--- begin ---

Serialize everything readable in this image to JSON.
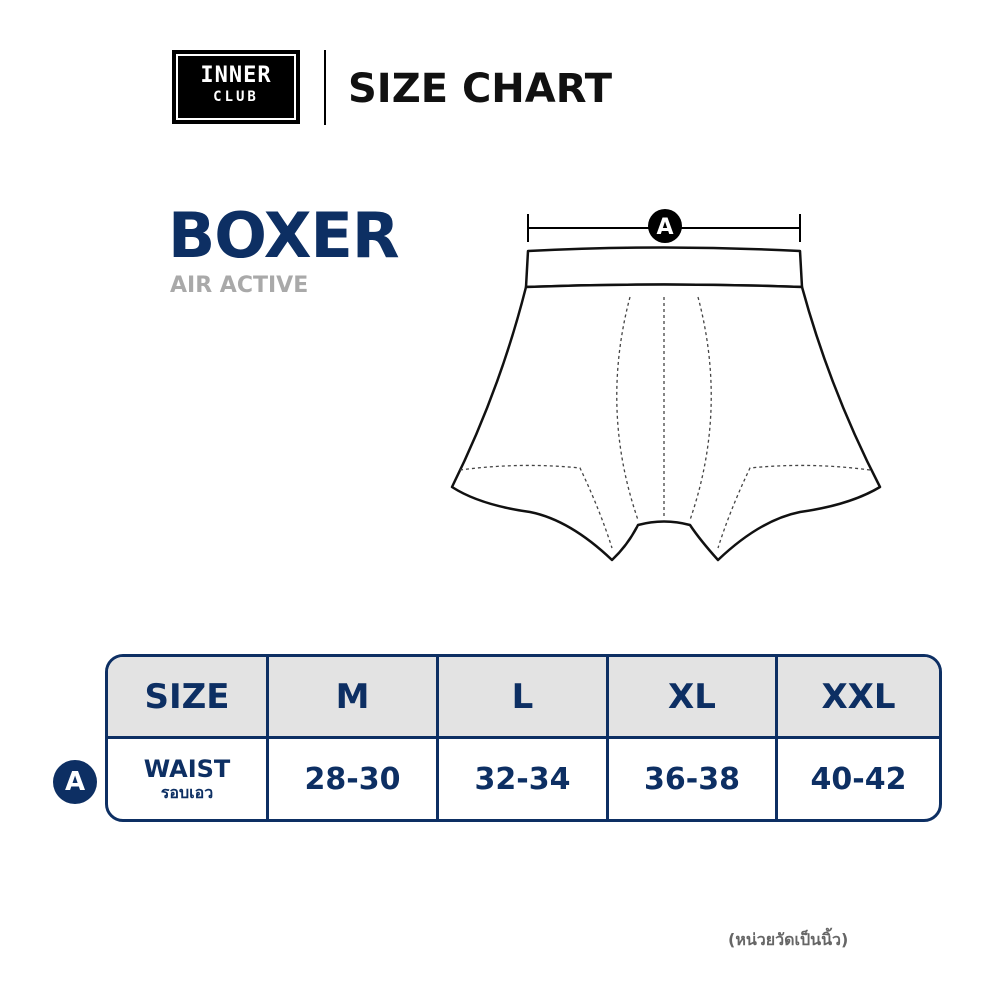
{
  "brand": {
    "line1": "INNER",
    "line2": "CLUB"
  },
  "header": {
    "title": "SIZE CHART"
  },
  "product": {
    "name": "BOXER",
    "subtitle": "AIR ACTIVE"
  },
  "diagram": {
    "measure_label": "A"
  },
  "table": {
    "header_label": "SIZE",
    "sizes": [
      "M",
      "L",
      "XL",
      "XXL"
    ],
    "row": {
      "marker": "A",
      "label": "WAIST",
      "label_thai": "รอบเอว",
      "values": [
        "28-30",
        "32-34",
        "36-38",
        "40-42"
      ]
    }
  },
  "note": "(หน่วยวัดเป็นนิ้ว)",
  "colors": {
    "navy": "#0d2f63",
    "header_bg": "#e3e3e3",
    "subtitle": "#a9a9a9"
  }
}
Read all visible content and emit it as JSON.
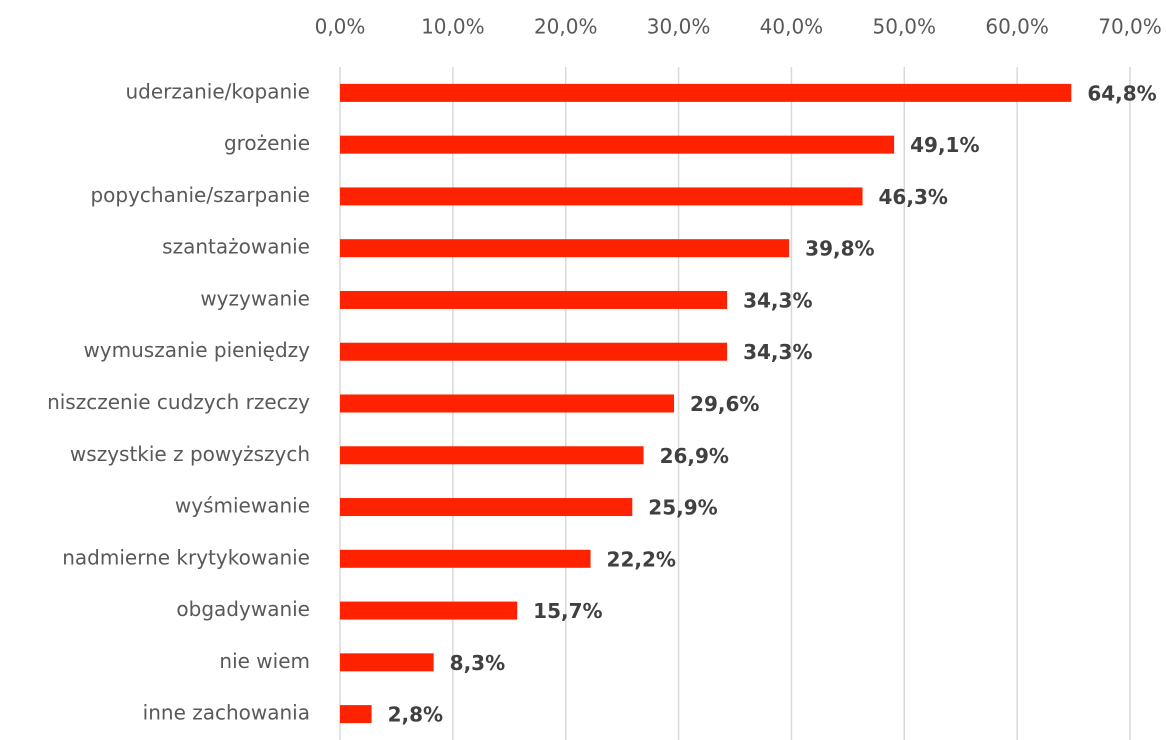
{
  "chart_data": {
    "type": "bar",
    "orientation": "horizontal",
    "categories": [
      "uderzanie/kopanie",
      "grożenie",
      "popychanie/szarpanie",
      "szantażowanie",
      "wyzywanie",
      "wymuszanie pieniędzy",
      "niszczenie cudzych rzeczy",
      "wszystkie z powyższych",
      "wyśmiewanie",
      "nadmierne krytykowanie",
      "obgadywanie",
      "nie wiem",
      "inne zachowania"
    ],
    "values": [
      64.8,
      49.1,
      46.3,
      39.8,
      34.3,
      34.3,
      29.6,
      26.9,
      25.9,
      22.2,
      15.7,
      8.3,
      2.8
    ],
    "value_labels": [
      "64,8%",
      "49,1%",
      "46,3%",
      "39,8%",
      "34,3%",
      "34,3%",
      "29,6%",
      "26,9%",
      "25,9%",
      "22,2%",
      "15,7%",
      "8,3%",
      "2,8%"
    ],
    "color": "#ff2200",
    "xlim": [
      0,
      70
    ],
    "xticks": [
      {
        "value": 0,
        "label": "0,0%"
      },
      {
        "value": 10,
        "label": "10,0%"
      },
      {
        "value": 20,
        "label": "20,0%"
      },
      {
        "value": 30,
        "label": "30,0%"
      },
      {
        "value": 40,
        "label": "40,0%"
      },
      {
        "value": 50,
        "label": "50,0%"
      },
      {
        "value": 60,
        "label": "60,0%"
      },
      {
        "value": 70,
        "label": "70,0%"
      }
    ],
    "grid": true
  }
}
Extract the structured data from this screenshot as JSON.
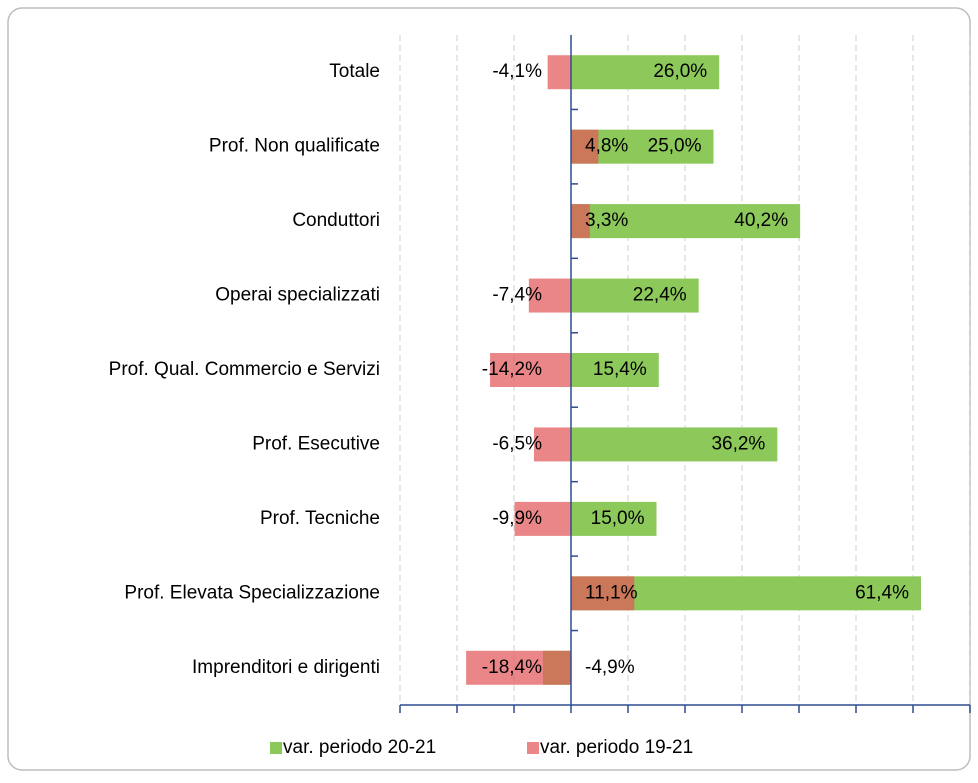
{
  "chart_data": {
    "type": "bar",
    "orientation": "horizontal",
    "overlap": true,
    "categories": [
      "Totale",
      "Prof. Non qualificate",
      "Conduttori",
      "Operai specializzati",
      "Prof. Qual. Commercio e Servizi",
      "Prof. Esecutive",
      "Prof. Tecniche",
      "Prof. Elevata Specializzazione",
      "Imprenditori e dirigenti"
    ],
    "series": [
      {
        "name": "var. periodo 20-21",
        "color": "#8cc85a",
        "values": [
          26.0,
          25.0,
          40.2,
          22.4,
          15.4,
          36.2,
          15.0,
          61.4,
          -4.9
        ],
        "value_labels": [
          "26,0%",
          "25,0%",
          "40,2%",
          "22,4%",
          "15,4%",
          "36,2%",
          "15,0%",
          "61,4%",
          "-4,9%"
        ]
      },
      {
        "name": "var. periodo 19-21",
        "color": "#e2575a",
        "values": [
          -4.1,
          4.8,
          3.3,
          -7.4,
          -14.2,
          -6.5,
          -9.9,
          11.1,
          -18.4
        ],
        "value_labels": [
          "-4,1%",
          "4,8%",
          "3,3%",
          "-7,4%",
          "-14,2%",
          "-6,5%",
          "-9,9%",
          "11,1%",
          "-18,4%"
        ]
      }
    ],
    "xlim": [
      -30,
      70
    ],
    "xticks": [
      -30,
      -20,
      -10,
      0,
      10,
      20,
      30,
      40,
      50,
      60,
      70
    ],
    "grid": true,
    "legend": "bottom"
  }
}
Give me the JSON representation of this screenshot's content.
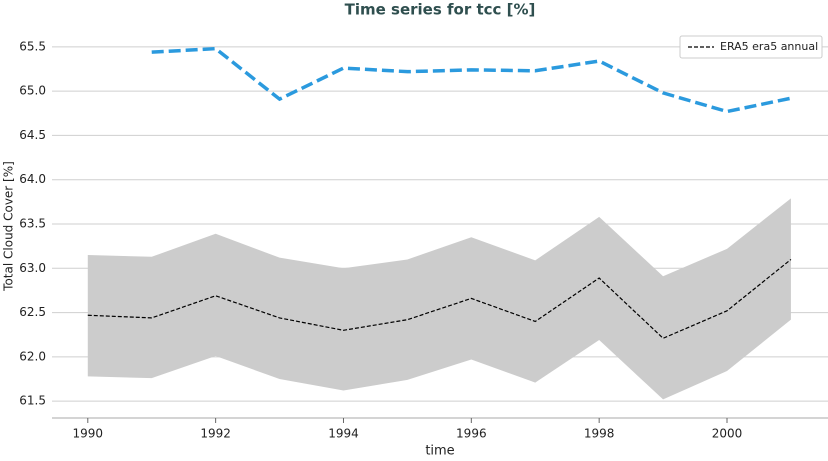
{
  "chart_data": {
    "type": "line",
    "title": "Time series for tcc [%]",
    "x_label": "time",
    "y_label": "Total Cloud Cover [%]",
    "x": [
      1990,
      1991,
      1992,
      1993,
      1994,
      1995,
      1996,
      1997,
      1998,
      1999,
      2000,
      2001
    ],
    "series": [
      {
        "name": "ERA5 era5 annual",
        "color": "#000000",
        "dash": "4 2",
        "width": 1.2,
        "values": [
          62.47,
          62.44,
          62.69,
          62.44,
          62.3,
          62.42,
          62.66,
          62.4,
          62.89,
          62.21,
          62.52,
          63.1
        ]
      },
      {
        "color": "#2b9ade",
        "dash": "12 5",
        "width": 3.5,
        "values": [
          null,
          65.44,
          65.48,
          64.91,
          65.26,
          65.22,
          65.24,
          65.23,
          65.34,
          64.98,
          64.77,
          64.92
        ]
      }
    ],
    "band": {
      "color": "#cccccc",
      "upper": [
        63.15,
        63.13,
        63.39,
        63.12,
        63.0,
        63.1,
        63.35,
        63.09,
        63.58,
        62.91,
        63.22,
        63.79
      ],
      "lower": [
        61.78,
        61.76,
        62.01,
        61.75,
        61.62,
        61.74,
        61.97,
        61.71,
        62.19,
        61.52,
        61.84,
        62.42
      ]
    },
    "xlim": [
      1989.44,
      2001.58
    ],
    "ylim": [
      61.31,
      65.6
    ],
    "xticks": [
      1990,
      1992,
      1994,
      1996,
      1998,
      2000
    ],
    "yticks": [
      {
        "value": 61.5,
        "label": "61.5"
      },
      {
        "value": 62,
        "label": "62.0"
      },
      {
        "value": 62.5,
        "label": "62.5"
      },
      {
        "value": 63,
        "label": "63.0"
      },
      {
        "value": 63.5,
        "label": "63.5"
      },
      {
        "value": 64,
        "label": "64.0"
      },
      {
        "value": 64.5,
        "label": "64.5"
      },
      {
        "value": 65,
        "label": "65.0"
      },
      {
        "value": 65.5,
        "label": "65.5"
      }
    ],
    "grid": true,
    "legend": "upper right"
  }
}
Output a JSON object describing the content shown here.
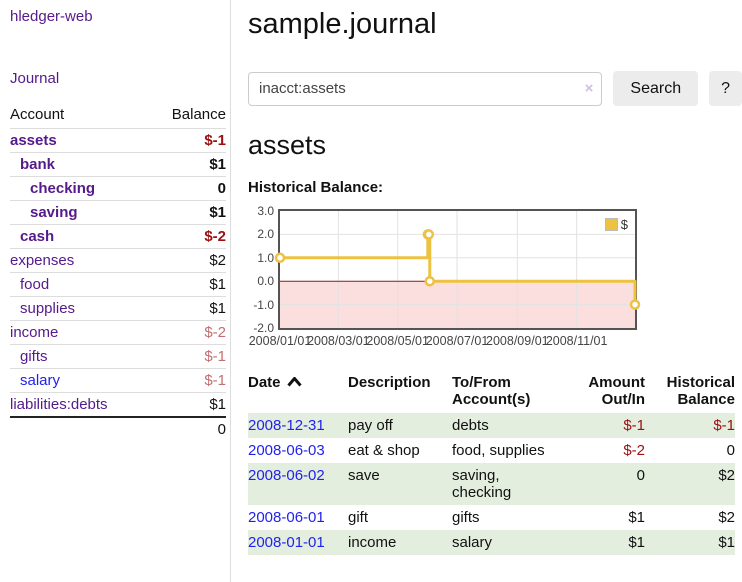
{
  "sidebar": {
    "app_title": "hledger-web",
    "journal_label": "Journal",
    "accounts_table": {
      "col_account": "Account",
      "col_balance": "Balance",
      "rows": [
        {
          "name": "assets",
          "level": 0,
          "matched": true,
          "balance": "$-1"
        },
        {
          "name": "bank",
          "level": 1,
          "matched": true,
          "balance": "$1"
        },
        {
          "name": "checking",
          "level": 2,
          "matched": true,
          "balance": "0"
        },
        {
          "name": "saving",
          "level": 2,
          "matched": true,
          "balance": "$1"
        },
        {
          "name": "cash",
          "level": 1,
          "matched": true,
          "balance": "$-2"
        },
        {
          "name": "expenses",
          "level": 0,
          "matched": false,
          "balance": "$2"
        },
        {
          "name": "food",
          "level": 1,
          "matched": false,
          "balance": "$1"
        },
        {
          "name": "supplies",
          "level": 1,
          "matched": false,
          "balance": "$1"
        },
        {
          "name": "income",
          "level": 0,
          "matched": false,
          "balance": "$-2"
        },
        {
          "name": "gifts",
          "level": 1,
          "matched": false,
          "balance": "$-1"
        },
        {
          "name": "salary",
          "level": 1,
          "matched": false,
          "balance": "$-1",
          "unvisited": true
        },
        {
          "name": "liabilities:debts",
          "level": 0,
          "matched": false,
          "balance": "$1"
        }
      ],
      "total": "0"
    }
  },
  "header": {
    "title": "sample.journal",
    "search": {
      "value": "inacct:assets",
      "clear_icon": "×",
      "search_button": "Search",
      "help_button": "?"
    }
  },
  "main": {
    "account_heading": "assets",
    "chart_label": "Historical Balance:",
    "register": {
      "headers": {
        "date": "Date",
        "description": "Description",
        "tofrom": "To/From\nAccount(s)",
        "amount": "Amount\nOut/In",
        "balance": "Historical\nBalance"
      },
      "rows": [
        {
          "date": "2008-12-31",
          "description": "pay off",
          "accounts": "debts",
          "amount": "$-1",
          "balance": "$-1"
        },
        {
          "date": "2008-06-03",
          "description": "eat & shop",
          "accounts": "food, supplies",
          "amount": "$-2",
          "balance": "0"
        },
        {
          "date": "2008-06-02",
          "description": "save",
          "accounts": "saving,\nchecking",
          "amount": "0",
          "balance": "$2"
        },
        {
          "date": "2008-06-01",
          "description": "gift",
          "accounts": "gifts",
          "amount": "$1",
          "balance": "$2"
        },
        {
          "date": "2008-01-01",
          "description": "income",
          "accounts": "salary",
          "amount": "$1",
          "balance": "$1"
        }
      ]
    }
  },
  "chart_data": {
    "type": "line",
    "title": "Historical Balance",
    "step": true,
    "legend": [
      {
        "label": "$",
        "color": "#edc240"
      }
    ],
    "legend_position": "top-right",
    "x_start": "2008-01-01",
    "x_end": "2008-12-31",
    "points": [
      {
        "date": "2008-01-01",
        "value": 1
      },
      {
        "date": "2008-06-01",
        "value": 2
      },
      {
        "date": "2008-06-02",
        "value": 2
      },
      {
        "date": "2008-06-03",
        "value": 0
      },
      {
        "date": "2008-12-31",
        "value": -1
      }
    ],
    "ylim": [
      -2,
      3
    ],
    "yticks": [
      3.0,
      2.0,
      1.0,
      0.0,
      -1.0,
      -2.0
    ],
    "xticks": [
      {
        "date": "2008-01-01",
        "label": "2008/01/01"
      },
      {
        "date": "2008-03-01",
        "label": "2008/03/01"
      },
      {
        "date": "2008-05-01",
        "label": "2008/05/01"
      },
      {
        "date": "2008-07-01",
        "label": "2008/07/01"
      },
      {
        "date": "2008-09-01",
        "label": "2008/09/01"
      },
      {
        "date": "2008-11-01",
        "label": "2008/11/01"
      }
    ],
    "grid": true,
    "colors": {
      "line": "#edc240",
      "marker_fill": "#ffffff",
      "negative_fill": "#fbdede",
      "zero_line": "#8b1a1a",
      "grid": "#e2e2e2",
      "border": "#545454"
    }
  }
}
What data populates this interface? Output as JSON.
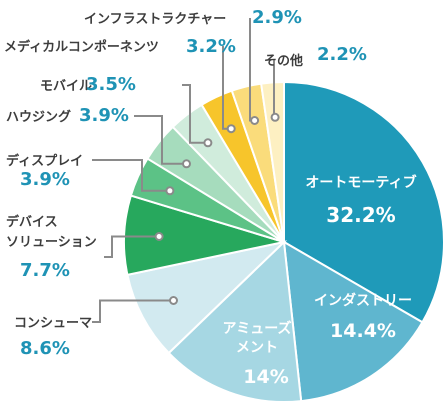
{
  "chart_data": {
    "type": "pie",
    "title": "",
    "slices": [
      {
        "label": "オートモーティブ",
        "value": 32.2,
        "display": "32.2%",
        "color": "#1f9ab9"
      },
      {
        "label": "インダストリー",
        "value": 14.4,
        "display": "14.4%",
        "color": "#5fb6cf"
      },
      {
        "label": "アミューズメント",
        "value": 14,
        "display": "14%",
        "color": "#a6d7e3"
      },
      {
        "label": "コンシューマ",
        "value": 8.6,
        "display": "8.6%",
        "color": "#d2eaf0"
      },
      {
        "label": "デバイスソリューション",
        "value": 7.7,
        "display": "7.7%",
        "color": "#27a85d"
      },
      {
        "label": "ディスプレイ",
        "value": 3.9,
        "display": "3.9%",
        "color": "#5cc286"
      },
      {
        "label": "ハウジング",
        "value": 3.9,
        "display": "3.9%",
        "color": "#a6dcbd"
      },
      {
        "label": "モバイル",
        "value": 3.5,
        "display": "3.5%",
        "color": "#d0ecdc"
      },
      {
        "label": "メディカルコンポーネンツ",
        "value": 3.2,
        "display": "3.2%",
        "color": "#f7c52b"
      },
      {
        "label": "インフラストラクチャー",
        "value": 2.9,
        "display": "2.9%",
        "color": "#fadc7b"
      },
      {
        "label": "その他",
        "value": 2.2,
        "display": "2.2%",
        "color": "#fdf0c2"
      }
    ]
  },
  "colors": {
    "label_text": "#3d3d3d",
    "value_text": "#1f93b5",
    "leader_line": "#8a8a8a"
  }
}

--- end ---

* **Brief**
Read the data above and count the lines that include "this". Answer only with the count.

* **Answer to the exercise**
4